Work required -
Determine the number of lines in the data that include the word "WELLINGBOROUGH", and write only that number.

Provided records -

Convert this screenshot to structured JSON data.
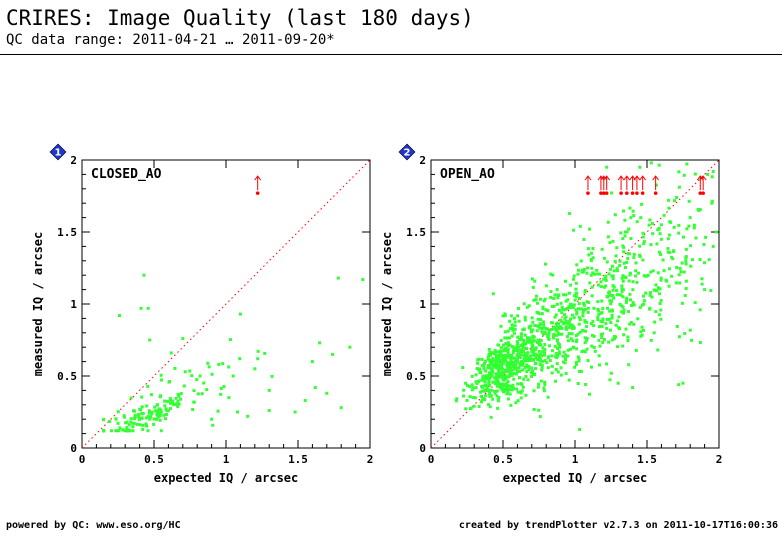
{
  "header": {
    "title": "CRIRES: Image Quality (last 180 days)",
    "subtitle": "QC data range: 2011-04-21 … 2011-09-20*"
  },
  "footer": {
    "left": "powered by QC: www.eso.org/HC",
    "right": "created by trendPlotter v2.7.3 on 2011-10-17T16:00:36"
  },
  "colors": {
    "points": "#33ff33",
    "outliers": "#ff0000",
    "diagonal": "#ff0000",
    "badge": "#1f35d6"
  },
  "chart_data": [
    {
      "type": "scatter",
      "panel_number": "1",
      "panel_label": "CLOSED_AO",
      "xlabel": "expected IQ / arcsec",
      "ylabel": "measured IQ / arcsec",
      "xlim": [
        0,
        2
      ],
      "ylim": [
        0,
        2
      ],
      "x_ticks": [
        "0",
        "0.5",
        "1",
        "1.5",
        "2"
      ],
      "y_ticks": [
        "0",
        "0.5",
        "1",
        "1.5",
        "2"
      ],
      "reference_line": "y = x",
      "grid": false,
      "point_seed": 11,
      "clusters": [
        {
          "n": 120,
          "x_center": 0.45,
          "x_spread": 0.15,
          "y_center": 0.22,
          "y_spread": 0.05
        },
        {
          "n": 45,
          "x_center": 0.7,
          "x_spread": 0.25,
          "y_center": 0.38,
          "y_spread": 0.15
        }
      ],
      "points": [
        [
          0.26,
          0.92
        ],
        [
          0.43,
          1.2
        ],
        [
          0.41,
          0.97
        ],
        [
          0.46,
          0.97
        ],
        [
          0.47,
          0.75
        ],
        [
          0.62,
          0.66
        ],
        [
          0.7,
          0.76
        ],
        [
          0.82,
          0.5
        ],
        [
          1.1,
          0.93
        ],
        [
          1.78,
          1.18
        ],
        [
          1.95,
          1.17
        ],
        [
          1.86,
          0.7
        ],
        [
          1.65,
          0.73
        ],
        [
          1.74,
          0.65
        ],
        [
          1.6,
          0.6
        ],
        [
          1.62,
          0.42
        ],
        [
          1.7,
          0.38
        ],
        [
          1.8,
          0.28
        ],
        [
          1.55,
          0.33
        ],
        [
          1.48,
          0.25
        ],
        [
          1.3,
          0.4
        ],
        [
          1.2,
          0.55
        ],
        [
          1.05,
          0.5
        ],
        [
          1.15,
          0.22
        ],
        [
          1.08,
          0.25
        ],
        [
          1.3,
          0.26
        ],
        [
          1.22,
          0.62
        ],
        [
          0.95,
          0.58
        ],
        [
          0.9,
          0.2
        ],
        [
          1.02,
          0.35
        ]
      ],
      "outliers": [
        [
          1.22,
          1.77
        ]
      ]
    },
    {
      "type": "scatter",
      "panel_number": "2",
      "panel_label": "OPEN_AO",
      "xlabel": "expected IQ / arcsec",
      "ylabel": "measured IQ / arcsec",
      "xlim": [
        0,
        2
      ],
      "ylim": [
        0,
        2
      ],
      "x_ticks": [
        "0",
        "0.5",
        "1",
        "1.5",
        "2"
      ],
      "y_ticks": [
        "0",
        "0.5",
        "1",
        "1.5",
        "2"
      ],
      "reference_line": "y = x",
      "grid": false,
      "point_seed": 29,
      "clusters": [
        {
          "n": 450,
          "x_center": 0.5,
          "x_spread": 0.12,
          "y_center": 0.55,
          "y_spread": 0.1
        },
        {
          "n": 380,
          "x_center": 0.85,
          "x_spread": 0.2,
          "y_center": 0.8,
          "y_spread": 0.18
        },
        {
          "n": 260,
          "x_center": 1.25,
          "x_spread": 0.22,
          "y_center": 1.05,
          "y_spread": 0.25
        },
        {
          "n": 110,
          "x_center": 1.7,
          "x_spread": 0.2,
          "y_center": 1.35,
          "y_spread": 0.3
        }
      ],
      "points": [
        [
          1.22,
          1.95
        ],
        [
          1.45,
          1.95
        ],
        [
          1.53,
          1.98
        ],
        [
          1.88,
          1.88
        ],
        [
          1.92,
          1.9
        ],
        [
          1.96,
          1.92
        ],
        [
          1.98,
          1.5
        ],
        [
          1.96,
          1.4
        ],
        [
          1.9,
          1.1
        ],
        [
          1.75,
          0.45
        ],
        [
          1.72,
          0.44
        ],
        [
          1.4,
          0.42
        ],
        [
          1.3,
          0.45
        ],
        [
          1.55,
          0.8
        ],
        [
          1.95,
          1.7
        ],
        [
          1.86,
          1.65
        ],
        [
          1.8,
          1.6
        ],
        [
          1.6,
          1.55
        ],
        [
          1.65,
          1.72
        ],
        [
          1.35,
          1.5
        ],
        [
          0.25,
          0.33
        ],
        [
          0.3,
          0.29
        ],
        [
          0.35,
          0.32
        ],
        [
          0.24,
          0.45
        ],
        [
          1.1,
          1.52
        ],
        [
          1.28,
          1.62
        ]
      ],
      "outliers": [
        [
          1.09,
          1.77
        ],
        [
          1.18,
          1.77
        ],
        [
          1.2,
          1.77
        ],
        [
          1.22,
          1.77
        ],
        [
          1.32,
          1.77
        ],
        [
          1.36,
          1.77
        ],
        [
          1.4,
          1.77
        ],
        [
          1.43,
          1.77
        ],
        [
          1.47,
          1.77
        ],
        [
          1.56,
          1.77
        ],
        [
          1.87,
          1.77
        ],
        [
          1.89,
          1.77
        ]
      ]
    }
  ]
}
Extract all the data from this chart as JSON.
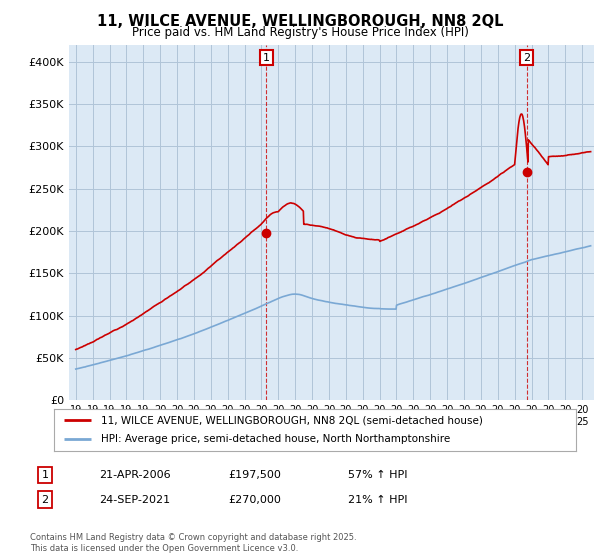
{
  "title": "11, WILCE AVENUE, WELLINGBOROUGH, NN8 2QL",
  "subtitle": "Price paid vs. HM Land Registry's House Price Index (HPI)",
  "legend_line1": "11, WILCE AVENUE, WELLINGBOROUGH, NN8 2QL (semi-detached house)",
  "legend_line2": "HPI: Average price, semi-detached house, North Northamptonshire",
  "annotation1_date": "21-APR-2006",
  "annotation1_price": "£197,500",
  "annotation1_pct": "57% ↑ HPI",
  "annotation2_date": "24-SEP-2021",
  "annotation2_price": "£270,000",
  "annotation2_pct": "21% ↑ HPI",
  "footnote": "Contains HM Land Registry data © Crown copyright and database right 2025.\nThis data is licensed under the Open Government Licence v3.0.",
  "house_color": "#cc0000",
  "hpi_color": "#7aa8d4",
  "ylim": [
    0,
    420000
  ],
  "yticks": [
    0,
    50000,
    100000,
    150000,
    200000,
    250000,
    300000,
    350000,
    400000
  ],
  "background_color": "#ffffff",
  "plot_bg_color": "#dce9f5",
  "grid_color": "#b0c4d8"
}
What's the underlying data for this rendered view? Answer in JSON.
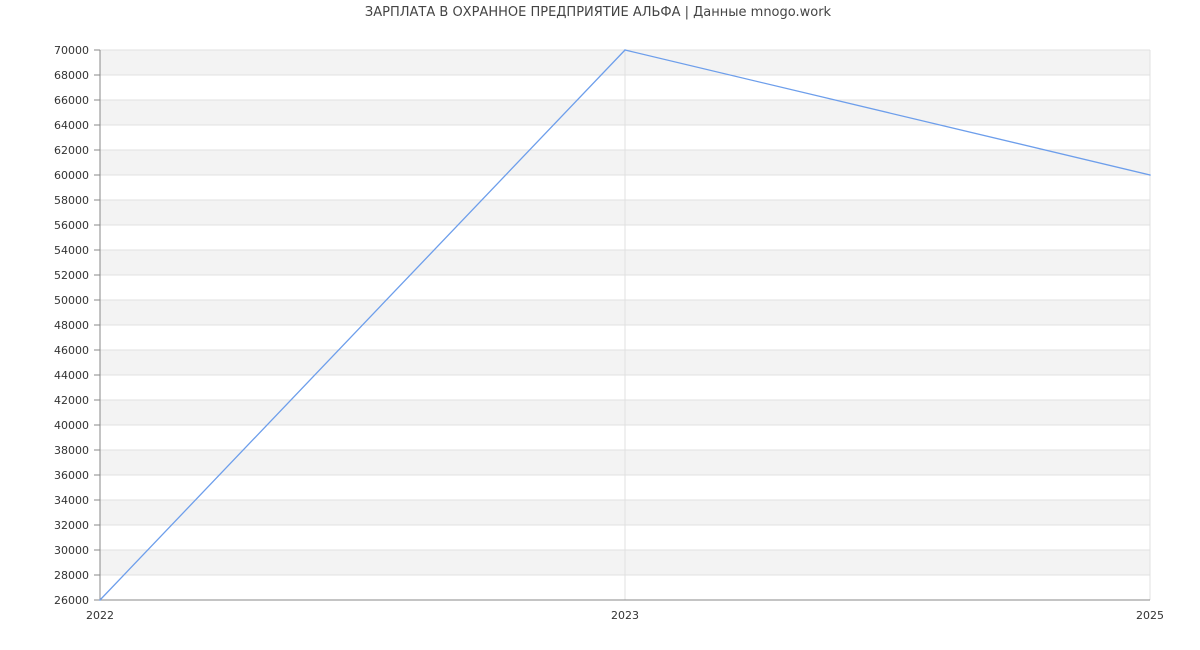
{
  "chart_data": {
    "type": "line",
    "title": "ЗАРПЛАТА В ОХРАННОЕ ПРЕДПРИЯТИЕ АЛЬФА | Данные mnogo.work",
    "xlabel": "",
    "ylabel": "",
    "categories": [
      "2022",
      "2023",
      "2025"
    ],
    "series": [
      {
        "values": [
          26000,
          70000,
          60000
        ],
        "color": "#6d9eeb"
      }
    ],
    "ylim": [
      26000,
      70000
    ],
    "ytick_step": 2000,
    "grid": true,
    "band_color": "#f3f3f3",
    "grid_color": "#e0e0e0",
    "axis_color": "#888888"
  }
}
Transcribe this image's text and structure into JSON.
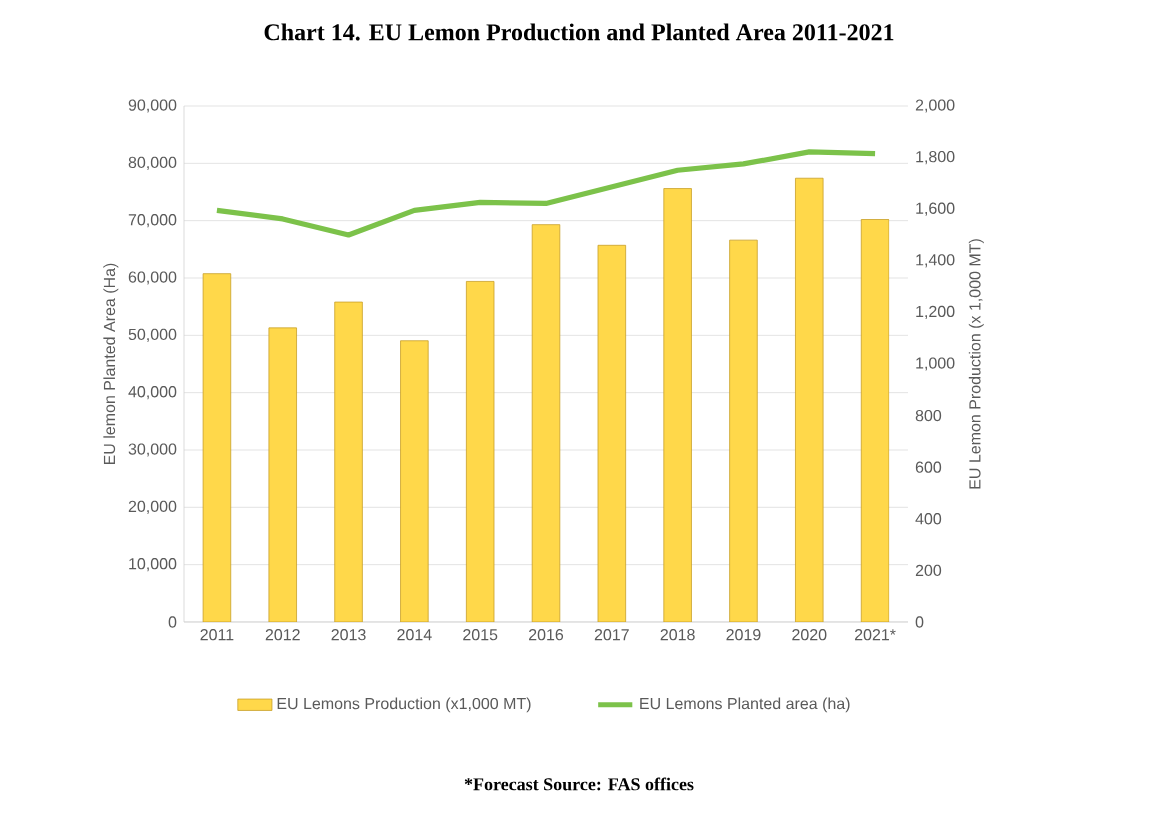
{
  "chart_data": {
    "type": "bar",
    "title": "Chart 14. EU Lemon Production and Planted Area 2011-2021",
    "categories": [
      "2011",
      "2012",
      "2013",
      "2014",
      "2015",
      "2016",
      "2017",
      "2018",
      "2019",
      "2020",
      "2021*"
    ],
    "series": [
      {
        "name": "EU Lemons Production (x1,000 MT)",
        "axis": "y2",
        "color": "#ffd84a",
        "values": [
          1350,
          1140,
          1240,
          1090,
          1320,
          1540,
          1460,
          1680,
          1480,
          1720,
          1560
        ]
      },
      {
        "name": "EU Lemons Planted area (ha)",
        "type": "line",
        "color": "#7cc24a",
        "values": [
          71800,
          70300,
          67500,
          71800,
          73200,
          73000,
          75900,
          78800,
          79900,
          82000,
          81700
        ]
      }
    ],
    "ylabel": "EU lemon Planted Area (Ha)",
    "y2label": "EU Lemon Production (x 1,000 MT)",
    "ylim": [
      0,
      90000
    ],
    "yticks": [
      0,
      {
        "value": 10000,
        "label": "10,000"
      },
      {
        "value": 20000,
        "label": "20,000"
      },
      {
        "value": 30000,
        "label": "30,000"
      },
      {
        "value": 40000,
        "label": "40,000"
      },
      {
        "value": 50000,
        "label": "50,000"
      },
      {
        "value": 60000,
        "label": "60,000"
      },
      {
        "value": 70000,
        "label": "70,000"
      },
      {
        "value": 80000,
        "label": "80,000"
      },
      {
        "value": 90000,
        "label": "90,000"
      }
    ],
    "y2lim": [
      0,
      2000
    ],
    "y2ticks": [
      0,
      200,
      400,
      600,
      800,
      {
        "value": 1000,
        "label": "1,000"
      },
      {
        "value": 1200,
        "label": "1,200"
      },
      {
        "value": 1400,
        "label": "1,400"
      },
      {
        "value": 1600,
        "label": "1,600"
      },
      {
        "value": 1800,
        "label": "1,800"
      },
      {
        "value": 2000,
        "label": "2,000"
      }
    ],
    "grid": "y",
    "legend": "bottom",
    "annotations": [
      "*Forecast    Source: FAS offices"
    ]
  }
}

Result of this task -
2